-- Begin --

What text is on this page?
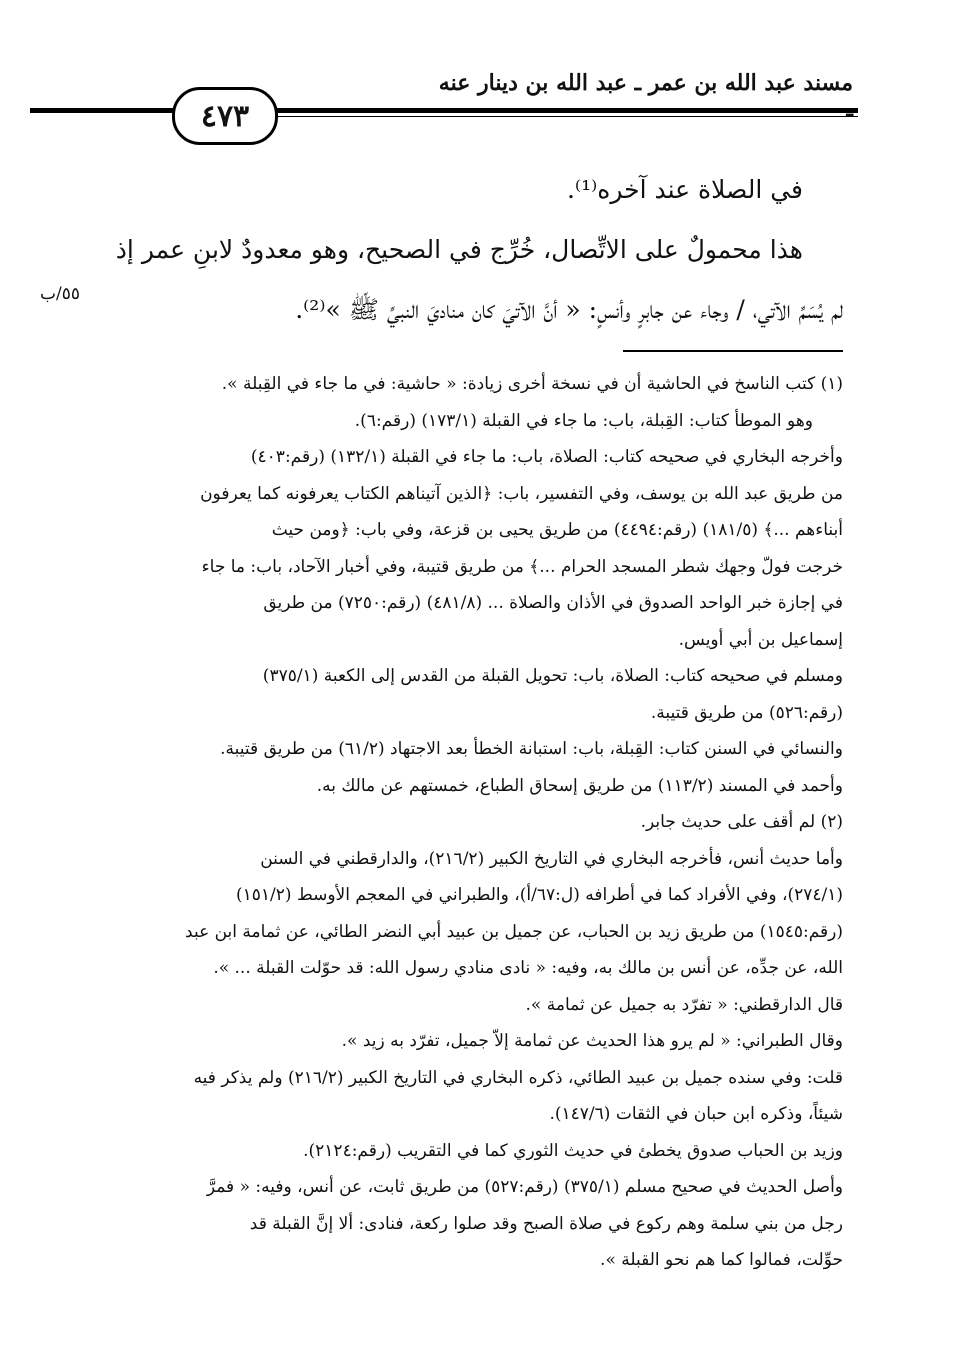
مسند عبد الله بن عمر ـ عبد الله بن دينار عنه
٤٧٣
في الصلاة عند آخره⁽¹⁾.
هذا محمولٌ على الاتِّصال، خُرِّج في الصحيح، وهو معدودٌ لابنِ عمر إذ
لم يُسَمِّ الآتي، / وجاء عن جابرٍ وأنسٍ: « أنَّ الآتيَ كان مناديَ النبيِّ ﷺ »⁽²⁾.
٥٥/ب
(١) كتب الناسخ في الحاشية أن في نسخة أخرى زيادة: « حاشية: في ما جاء في القِبلة ».
وهو الموطأ كتاب: القِبلة، باب: ما جاء في القبلة (١٧٣/١) (رقم:٦).
وأخرجه البخاري في صحيحه كتاب: الصلاة، باب: ما جاء في القبلة (١٣٢/١) (رقم:٤٠٣)
من طريق عبد الله بن يوسف، وفي التفسير، باب: ﴿الذين آتيناهم الكتاب يعرفونه كما يعرفون
أبناءهم ...﴾ (١٨١/٥) (رقم:٤٤٩٤) من طريق يحيى بن قزعة، وفي باب: ﴿ومن حيث
خرجت فولّ وجهك شطر المسجد الحرام ...﴾ من طريق قتيبة، وفي أخبار الآحاد، باب: ما جاء
في إجازة خبر الواحد الصدوق في الأذان والصلاة ... (٤٨١/٨) (رقم:٧٢٥٠) من طريق
إسماعيل بن أبي أويس.
ومسلم في صحيحه كتاب: الصلاة، باب: تحويل القبلة من القدس إلى الكعبة (٣٧٥/١)
(رقم:٥٢٦) من طريق قتيبة.
والنسائي في السنن كتاب: القِبلة، باب: استبانة الخطأ بعد الاجتهاد (٦١/٢) من طريق قتيبة.
وأحمد في المسند (١١٣/٢) من طريق إسحاق الطباع، خمستهم عن مالك به.
(٢) لم أقف على حديث جابر.
وأما حديث أنس، فأخرجه البخاري في التاريخ الكبير (٢١٦/٢)، والدارقطني في السنن
(٢٧٤/١)، وفي الأفراد كما في أطرافه (ل:٦٧/أ)، والطبراني في المعجم الأوسط (١٥١/٢)
(رقم:١٥٤٥) من طريق زيد بن الحباب، عن جميل بن عبيد أبي النضر الطائي، عن ثمامة ابن عبد
الله، عن جدِّه، عن أنس بن مالك به، وفيه: « نادى منادي رسول الله: قد حوّلت القبلة ... ».
قال الدارقطني: « تفرّد به جميل عن ثمامة ».
وقال الطبراني: « لم يرو هذا الحديث عن ثمامة إلاّ جميل، تفرّد به زيد ».
قلت: وفي سنده جميل بن عبيد الطائي، ذكره البخاري في التاريخ الكبير (٢١٦/٢) ولم يذكر فيه
شيئاً، وذكره ابن حبان في الثقات (١٤٧/٦).
وزيد بن الحباب صدوق يخطئ في حديث الثوري كما في التقريب (رقم:٢١٢٤).
وأصل الحديث في صحيح مسلم (٣٧٥/١) (رقم:٥٢٧) من طريق ثابت، عن أنس، وفيه: « فمرَّ
رجل من بني سلمة وهم ركوع في صلاة الصبح وقد صلوا ركعة، فنادى: ألا إنَّ القبلة قد
حوِّلت، فمالوا كما هم نحو القبلة ».
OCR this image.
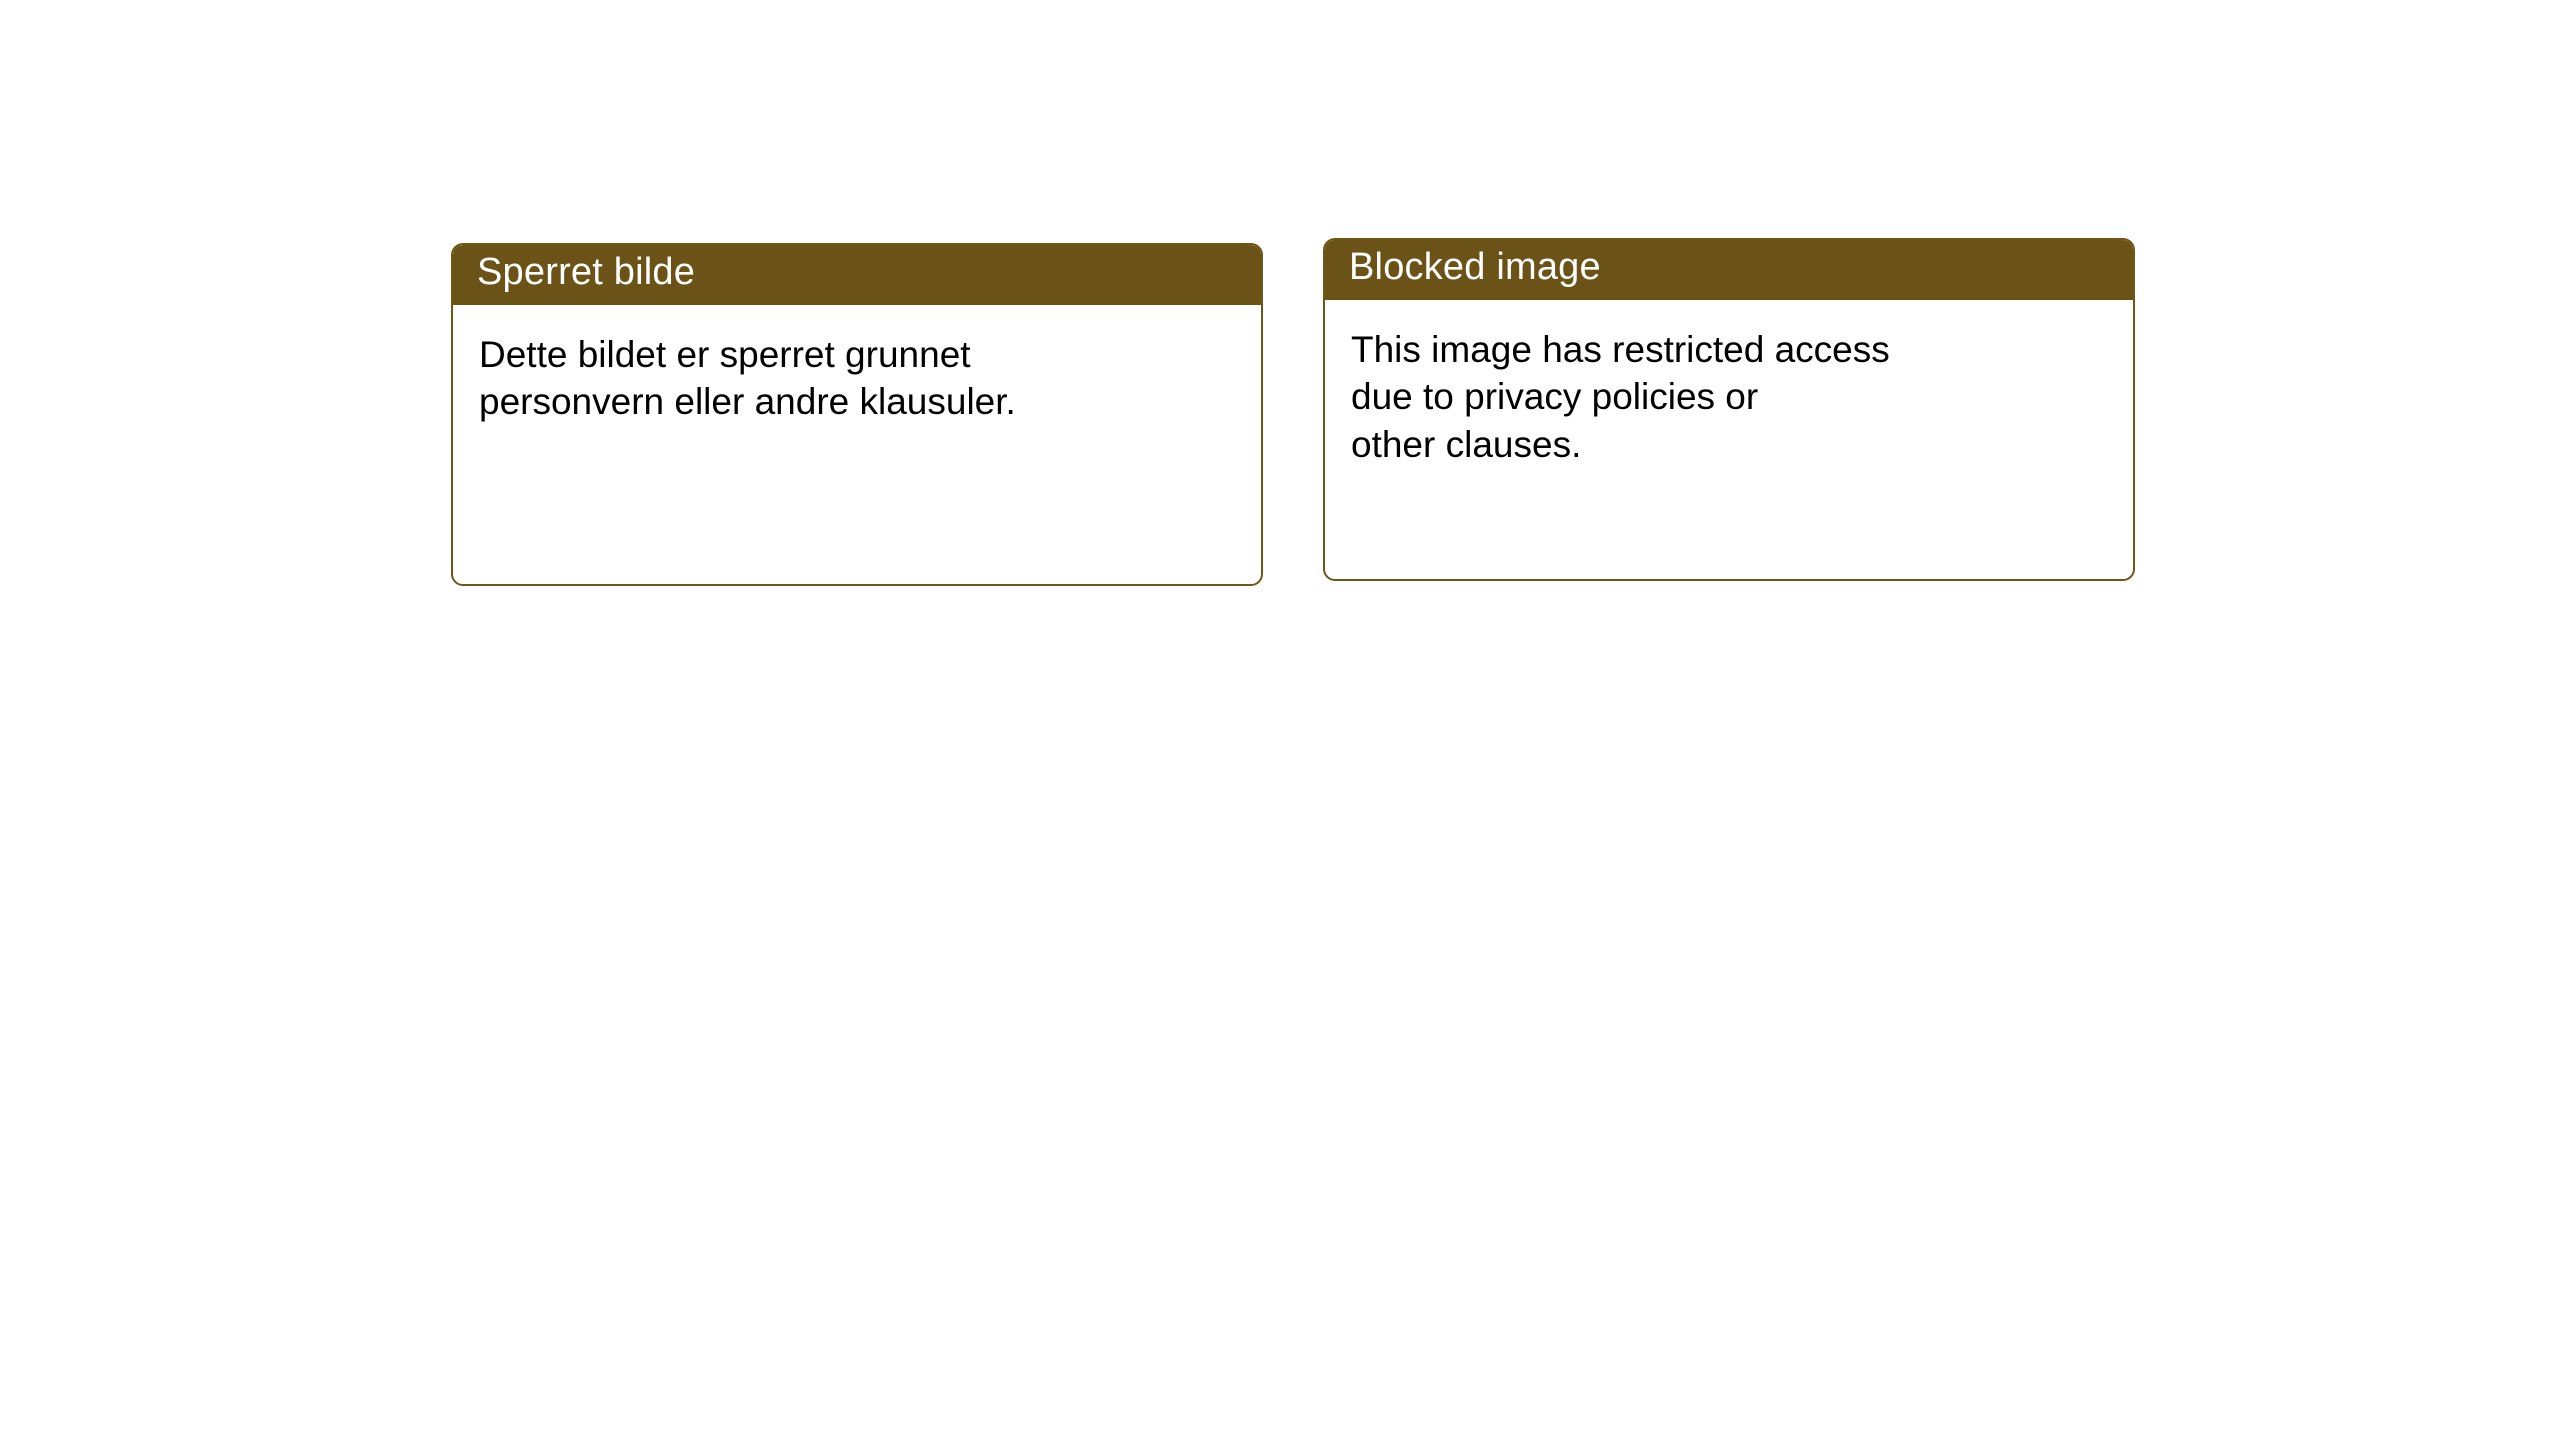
Sperret bilde
Dette bildet er sperret grunnet
personvern eller andre klausuler.
Blocked image
This image has restricted access
due to privacy policies or
other clauses.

-- End --

» **THE EXERCISE**
Each entry should be repeated exactly as it appears; the pictures stay out.

» **SOLUTION TO THE EXERCISE**
What text is on this page?
مسند عبد الله بن عمر ـ عبد الله بن دينار عنه
٤٧٣
في الصلاة عند آخره⁽¹⁾.
هذا محمولٌ على الاتِّصال، خُرِّج في الصحيح، وهو معدودٌ لابنِ عمر إذ
لم يُسَمِّ الآتي، / وجاء عن جابرٍ وأنسٍ: « أنَّ الآتيَ كان مناديَ النبيِّ ﷺ »⁽²⁾.
٥٥/ب
(١) كتب الناسخ في الحاشية أن في نسخة أخرى زيادة: « حاشية: في ما جاء في القِبلة ».
وهو الموطأ كتاب: القِبلة، باب: ما جاء في القبلة (١٧٣/١) (رقم:٦).
وأخرجه البخاري في صحيحه كتاب: الصلاة، باب: ما جاء في القبلة (١٣٢/١) (رقم:٤٠٣)
من طريق عبد الله بن يوسف، وفي التفسير، باب: ﴿الذين آتيناهم الكتاب يعرفونه كما يعرفون
أبناءهم ...﴾ (١٨١/٥) (رقم:٤٤٩٤) من طريق يحيى بن قزعة، وفي باب: ﴿ومن حيث
خرجت فولّ وجهك شطر المسجد الحرام ...﴾ من طريق قتيبة، وفي أخبار الآحاد، باب: ما جاء
في إجازة خبر الواحد الصدوق في الأذان والصلاة ... (٤٨١/٨) (رقم:٧٢٥٠) من طريق
إسماعيل بن أبي أويس.
ومسلم في صحيحه كتاب: الصلاة، باب: تحويل القبلة من القدس إلى الكعبة (٣٧٥/١)
(رقم:٥٢٦) من طريق قتيبة.
والنسائي في السنن كتاب: القِبلة، باب: استبانة الخطأ بعد الاجتهاد (٦١/٢) من طريق قتيبة.
وأحمد في المسند (١١٣/٢) من طريق إسحاق الطباع، خمستهم عن مالك به.
(٢) لم أقف على حديث جابر.
وأما حديث أنس، فأخرجه البخاري في التاريخ الكبير (٢١٦/٢)، والدارقطني في السنن
(٢٧٤/١)، وفي الأفراد كما في أطرافه (ل:٦٧/أ)، والطبراني في المعجم الأوسط (١٥١/٢)
(رقم:١٥٤٥) من طريق زيد بن الحباب، عن جميل بن عبيد أبي النضر الطائي، عن ثمامة ابن عبد
الله، عن جدِّه، عن أنس بن مالك به، وفيه: « نادى منادي رسول الله: قد حوّلت القبلة ... ».
قال الدارقطني: « تفرّد به جميل عن ثمامة ».
وقال الطبراني: « لم يرو هذا الحديث عن ثمامة إلاّ جميل، تفرّد به زيد ».
قلت: وفي سنده جميل بن عبيد الطائي، ذكره البخاري في التاريخ الكبير (٢١٦/٢) ولم يذكر فيه
شيئاً، وذكره ابن حبان في الثقات (١٤٧/٦).
وزيد بن الحباب صدوق يخطئ في حديث الثوري كما في التقريب (رقم:٢١٢٤).
وأصل الحديث في صحيح مسلم (٣٧٥/١) (رقم:٥٢٧) من طريق ثابت، عن أنس، وفيه: « فمرَّ
رجل من بني سلمة وهم ركوع في صلاة الصبح وقد صلوا ركعة، فنادى: ألا إنَّ القبلة قد
حوِّلت، فمالوا كما هم نحو القبلة ».
OCR this image.
Sperret bilde
Dette bildet er sperret grunnet
personvern eller andre klausuler.
Blocked image
This image has restricted access
due to privacy policies or
other clauses.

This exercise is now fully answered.